*INSTRUCTIONS TO FOLLOW:*
Count only the lines of the records that hold "depuratore", then give the number without any other words.

*TASK INPUTS:*
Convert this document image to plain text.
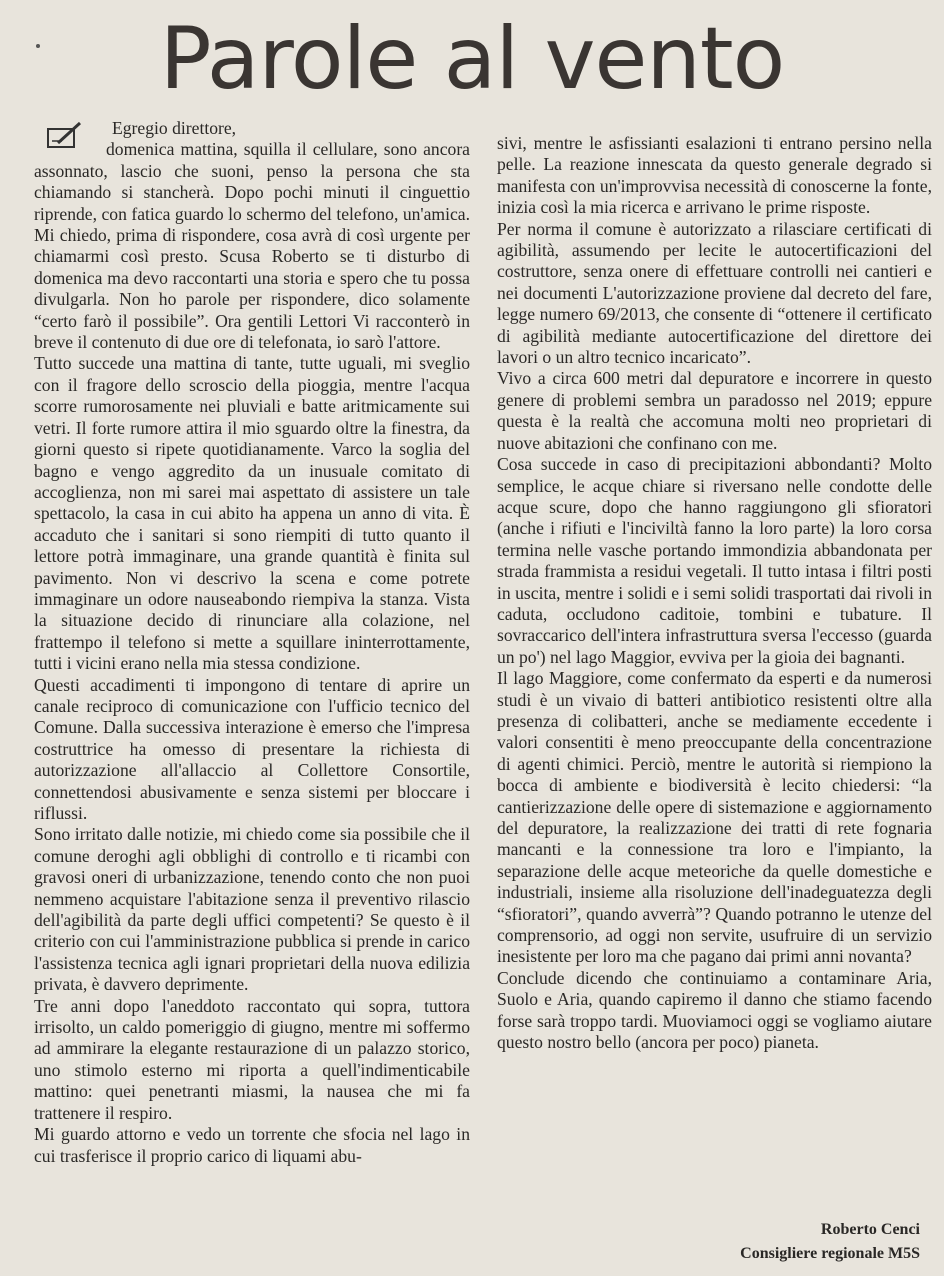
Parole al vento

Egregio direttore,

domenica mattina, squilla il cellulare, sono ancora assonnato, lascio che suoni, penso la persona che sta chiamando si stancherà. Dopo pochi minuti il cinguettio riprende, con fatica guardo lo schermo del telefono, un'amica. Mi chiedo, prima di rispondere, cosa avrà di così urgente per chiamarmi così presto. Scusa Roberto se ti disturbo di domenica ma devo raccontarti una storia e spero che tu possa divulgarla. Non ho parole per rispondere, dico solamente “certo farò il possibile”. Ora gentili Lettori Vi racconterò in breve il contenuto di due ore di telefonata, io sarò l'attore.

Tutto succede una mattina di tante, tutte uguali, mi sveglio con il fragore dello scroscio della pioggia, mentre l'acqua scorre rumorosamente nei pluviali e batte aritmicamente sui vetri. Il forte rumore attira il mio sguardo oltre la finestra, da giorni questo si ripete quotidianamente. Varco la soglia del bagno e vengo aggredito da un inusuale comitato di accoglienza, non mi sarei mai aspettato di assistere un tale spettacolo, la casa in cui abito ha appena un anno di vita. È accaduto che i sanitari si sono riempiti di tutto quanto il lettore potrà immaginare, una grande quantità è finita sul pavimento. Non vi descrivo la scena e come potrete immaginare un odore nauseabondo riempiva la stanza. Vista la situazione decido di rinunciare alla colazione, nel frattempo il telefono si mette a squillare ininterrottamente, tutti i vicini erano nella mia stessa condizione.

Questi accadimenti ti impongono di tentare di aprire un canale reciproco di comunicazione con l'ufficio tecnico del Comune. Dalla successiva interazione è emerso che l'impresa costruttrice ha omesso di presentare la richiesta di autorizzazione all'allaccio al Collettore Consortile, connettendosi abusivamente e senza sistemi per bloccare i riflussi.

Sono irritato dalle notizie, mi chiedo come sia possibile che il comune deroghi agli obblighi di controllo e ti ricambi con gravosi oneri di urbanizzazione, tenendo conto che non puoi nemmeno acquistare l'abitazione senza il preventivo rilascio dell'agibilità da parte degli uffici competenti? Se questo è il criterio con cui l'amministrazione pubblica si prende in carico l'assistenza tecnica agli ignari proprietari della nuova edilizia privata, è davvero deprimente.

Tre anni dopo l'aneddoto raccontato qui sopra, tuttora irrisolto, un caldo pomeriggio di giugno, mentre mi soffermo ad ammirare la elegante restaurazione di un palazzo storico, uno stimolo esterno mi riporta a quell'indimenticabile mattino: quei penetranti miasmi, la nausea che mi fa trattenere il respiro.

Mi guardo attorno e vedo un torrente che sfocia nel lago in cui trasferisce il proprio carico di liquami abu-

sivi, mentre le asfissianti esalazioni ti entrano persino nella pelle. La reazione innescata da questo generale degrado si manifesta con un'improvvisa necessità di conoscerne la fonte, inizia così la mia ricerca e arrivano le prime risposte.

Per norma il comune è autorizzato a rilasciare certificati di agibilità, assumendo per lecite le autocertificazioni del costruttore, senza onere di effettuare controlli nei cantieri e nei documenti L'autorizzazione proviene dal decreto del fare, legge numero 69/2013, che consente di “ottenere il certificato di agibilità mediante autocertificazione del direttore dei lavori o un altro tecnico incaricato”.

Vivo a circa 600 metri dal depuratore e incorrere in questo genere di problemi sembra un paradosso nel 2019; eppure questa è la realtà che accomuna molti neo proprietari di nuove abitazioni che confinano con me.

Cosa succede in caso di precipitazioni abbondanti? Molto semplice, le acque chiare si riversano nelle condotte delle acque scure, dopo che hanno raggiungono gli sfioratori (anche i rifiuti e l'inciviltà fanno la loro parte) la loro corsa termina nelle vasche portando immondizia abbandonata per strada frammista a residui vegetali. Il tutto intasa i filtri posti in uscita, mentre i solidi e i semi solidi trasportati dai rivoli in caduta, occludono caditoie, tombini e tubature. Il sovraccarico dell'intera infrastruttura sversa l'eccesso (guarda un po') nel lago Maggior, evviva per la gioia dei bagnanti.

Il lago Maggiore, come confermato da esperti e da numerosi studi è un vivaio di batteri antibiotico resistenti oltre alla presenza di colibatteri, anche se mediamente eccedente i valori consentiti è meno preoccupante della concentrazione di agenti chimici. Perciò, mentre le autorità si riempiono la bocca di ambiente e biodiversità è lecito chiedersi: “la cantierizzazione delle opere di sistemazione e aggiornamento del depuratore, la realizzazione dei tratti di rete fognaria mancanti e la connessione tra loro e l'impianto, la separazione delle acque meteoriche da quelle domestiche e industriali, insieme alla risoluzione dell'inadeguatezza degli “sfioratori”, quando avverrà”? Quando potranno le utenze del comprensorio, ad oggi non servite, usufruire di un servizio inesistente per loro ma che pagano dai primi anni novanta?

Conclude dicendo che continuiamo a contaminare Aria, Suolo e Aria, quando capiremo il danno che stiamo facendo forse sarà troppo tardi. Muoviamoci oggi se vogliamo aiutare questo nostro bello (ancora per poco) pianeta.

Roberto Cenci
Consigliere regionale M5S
* * *
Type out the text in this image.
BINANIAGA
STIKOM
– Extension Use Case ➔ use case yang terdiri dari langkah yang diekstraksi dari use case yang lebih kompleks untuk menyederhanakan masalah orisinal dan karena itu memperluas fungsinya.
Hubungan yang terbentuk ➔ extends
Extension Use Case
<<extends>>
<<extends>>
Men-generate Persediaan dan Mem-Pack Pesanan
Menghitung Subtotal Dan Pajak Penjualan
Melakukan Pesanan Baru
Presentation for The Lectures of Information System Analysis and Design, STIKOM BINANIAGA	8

*SOLUTION:*
2